=== Problem description ===
Go over the entries below line by line, copying each one that contains the word "botryoïde".
────────
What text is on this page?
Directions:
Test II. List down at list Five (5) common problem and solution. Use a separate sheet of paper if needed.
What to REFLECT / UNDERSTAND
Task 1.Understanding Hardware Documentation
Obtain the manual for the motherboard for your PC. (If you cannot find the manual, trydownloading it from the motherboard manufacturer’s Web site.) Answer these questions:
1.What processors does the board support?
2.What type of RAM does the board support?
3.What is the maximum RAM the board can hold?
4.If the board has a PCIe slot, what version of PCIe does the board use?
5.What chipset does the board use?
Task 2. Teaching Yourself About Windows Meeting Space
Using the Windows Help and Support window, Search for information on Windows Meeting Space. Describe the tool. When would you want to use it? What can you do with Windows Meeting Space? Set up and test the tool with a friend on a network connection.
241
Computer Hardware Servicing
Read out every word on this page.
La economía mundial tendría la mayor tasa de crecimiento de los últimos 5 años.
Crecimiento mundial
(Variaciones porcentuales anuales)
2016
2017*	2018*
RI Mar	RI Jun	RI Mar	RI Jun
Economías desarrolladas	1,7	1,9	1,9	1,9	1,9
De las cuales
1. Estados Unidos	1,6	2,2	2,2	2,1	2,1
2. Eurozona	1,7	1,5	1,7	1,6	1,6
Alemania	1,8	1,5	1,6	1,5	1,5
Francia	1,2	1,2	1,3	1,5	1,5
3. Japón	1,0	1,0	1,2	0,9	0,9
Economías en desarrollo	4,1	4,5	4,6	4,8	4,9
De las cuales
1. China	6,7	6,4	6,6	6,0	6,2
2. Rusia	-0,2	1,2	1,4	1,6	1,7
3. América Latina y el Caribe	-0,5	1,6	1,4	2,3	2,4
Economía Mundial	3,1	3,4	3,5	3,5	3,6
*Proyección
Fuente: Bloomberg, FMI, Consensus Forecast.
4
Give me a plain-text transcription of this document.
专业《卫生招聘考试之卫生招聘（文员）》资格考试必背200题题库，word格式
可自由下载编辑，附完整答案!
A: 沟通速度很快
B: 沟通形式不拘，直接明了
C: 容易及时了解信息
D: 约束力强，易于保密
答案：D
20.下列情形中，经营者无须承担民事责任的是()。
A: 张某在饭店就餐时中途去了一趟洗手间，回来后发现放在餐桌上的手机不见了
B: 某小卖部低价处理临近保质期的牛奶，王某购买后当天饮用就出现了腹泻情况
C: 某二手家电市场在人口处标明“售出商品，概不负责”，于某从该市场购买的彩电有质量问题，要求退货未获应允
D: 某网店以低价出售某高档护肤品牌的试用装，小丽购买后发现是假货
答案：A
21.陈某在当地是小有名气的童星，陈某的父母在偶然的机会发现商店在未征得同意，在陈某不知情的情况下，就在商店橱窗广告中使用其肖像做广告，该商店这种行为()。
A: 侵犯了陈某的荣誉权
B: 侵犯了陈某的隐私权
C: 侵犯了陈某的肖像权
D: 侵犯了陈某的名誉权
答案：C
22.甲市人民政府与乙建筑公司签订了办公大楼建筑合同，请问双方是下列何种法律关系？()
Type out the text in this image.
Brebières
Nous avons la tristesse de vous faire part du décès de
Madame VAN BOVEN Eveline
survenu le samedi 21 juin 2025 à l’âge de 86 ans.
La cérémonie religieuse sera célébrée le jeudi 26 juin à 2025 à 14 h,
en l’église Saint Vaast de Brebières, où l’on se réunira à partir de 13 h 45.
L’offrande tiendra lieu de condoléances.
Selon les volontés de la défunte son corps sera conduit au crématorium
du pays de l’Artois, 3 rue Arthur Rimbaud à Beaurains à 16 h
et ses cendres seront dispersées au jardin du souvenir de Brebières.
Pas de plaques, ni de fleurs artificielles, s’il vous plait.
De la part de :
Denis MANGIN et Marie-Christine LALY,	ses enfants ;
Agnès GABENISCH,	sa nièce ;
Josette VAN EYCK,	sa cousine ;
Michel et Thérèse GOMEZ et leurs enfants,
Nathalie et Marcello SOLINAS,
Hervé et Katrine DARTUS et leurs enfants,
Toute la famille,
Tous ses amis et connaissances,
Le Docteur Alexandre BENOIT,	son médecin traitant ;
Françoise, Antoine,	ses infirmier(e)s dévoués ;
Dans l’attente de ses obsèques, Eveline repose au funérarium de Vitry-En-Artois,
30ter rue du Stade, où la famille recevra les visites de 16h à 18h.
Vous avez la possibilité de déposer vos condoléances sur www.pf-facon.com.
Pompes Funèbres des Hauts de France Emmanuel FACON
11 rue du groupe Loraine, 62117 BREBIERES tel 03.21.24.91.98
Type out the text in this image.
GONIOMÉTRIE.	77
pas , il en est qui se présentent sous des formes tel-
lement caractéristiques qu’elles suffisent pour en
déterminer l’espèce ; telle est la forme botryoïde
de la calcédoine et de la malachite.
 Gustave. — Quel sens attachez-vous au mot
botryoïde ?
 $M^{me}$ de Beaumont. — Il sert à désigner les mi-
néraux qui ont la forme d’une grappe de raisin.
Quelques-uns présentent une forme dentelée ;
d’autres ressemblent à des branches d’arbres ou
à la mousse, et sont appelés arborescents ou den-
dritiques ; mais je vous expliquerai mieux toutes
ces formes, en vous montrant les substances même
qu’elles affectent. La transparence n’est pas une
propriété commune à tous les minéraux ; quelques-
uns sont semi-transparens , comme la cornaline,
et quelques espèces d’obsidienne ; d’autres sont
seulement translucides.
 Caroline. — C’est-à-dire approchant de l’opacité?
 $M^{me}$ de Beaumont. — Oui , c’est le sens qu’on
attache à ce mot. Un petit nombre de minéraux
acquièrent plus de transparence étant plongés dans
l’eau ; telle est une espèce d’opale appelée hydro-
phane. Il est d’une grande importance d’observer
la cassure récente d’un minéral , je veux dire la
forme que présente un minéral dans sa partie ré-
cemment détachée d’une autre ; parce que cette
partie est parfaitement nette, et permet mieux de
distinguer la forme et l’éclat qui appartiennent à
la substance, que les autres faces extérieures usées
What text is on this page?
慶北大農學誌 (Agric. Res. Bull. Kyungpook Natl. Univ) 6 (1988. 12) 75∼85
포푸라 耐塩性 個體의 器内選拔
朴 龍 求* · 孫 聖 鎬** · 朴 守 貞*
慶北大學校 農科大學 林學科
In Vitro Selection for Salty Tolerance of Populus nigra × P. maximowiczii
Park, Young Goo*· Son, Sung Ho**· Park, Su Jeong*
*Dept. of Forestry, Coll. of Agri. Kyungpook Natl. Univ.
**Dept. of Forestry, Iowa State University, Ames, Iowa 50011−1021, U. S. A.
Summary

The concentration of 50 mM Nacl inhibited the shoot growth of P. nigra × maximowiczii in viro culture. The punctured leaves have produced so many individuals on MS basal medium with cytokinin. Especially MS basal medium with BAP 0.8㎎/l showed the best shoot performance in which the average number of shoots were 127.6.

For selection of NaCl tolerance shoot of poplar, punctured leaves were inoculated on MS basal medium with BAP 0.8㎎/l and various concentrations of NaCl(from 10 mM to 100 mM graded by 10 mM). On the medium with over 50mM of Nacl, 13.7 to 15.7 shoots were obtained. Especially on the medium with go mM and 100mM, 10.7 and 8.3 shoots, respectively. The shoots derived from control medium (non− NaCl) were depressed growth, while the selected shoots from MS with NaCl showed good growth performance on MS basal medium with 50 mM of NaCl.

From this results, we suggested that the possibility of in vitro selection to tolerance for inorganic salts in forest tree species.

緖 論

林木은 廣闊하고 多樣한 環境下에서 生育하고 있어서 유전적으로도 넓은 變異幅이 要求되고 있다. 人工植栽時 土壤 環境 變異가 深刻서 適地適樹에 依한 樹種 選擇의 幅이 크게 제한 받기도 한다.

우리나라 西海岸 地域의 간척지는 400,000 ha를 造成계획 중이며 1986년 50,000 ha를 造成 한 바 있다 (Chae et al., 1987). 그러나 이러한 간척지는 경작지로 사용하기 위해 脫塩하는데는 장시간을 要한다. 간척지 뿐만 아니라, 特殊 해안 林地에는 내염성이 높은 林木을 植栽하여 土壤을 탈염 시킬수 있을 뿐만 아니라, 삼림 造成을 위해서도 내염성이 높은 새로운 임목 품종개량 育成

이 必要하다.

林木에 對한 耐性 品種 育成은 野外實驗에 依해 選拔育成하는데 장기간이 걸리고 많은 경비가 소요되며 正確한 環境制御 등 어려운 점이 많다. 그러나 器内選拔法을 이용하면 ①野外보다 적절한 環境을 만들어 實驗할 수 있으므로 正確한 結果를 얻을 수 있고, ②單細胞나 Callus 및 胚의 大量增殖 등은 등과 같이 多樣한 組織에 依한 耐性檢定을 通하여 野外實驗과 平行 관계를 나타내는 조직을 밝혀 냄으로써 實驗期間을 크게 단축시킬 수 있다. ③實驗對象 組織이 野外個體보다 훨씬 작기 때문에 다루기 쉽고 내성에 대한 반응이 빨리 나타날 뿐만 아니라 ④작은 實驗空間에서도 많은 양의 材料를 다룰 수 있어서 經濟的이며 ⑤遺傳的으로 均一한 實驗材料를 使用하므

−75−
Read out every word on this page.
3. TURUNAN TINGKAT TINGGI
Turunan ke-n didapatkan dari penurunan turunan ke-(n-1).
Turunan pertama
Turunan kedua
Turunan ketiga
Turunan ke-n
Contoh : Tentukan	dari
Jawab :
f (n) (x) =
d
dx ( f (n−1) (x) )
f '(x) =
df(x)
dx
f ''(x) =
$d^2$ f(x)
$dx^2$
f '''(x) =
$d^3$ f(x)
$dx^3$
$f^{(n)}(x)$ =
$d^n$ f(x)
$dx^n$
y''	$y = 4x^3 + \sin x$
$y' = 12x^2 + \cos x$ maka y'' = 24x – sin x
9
────────
=== Task response ===
déterminer l’espèce ; telle est la forme botryoïde
botryoïde ?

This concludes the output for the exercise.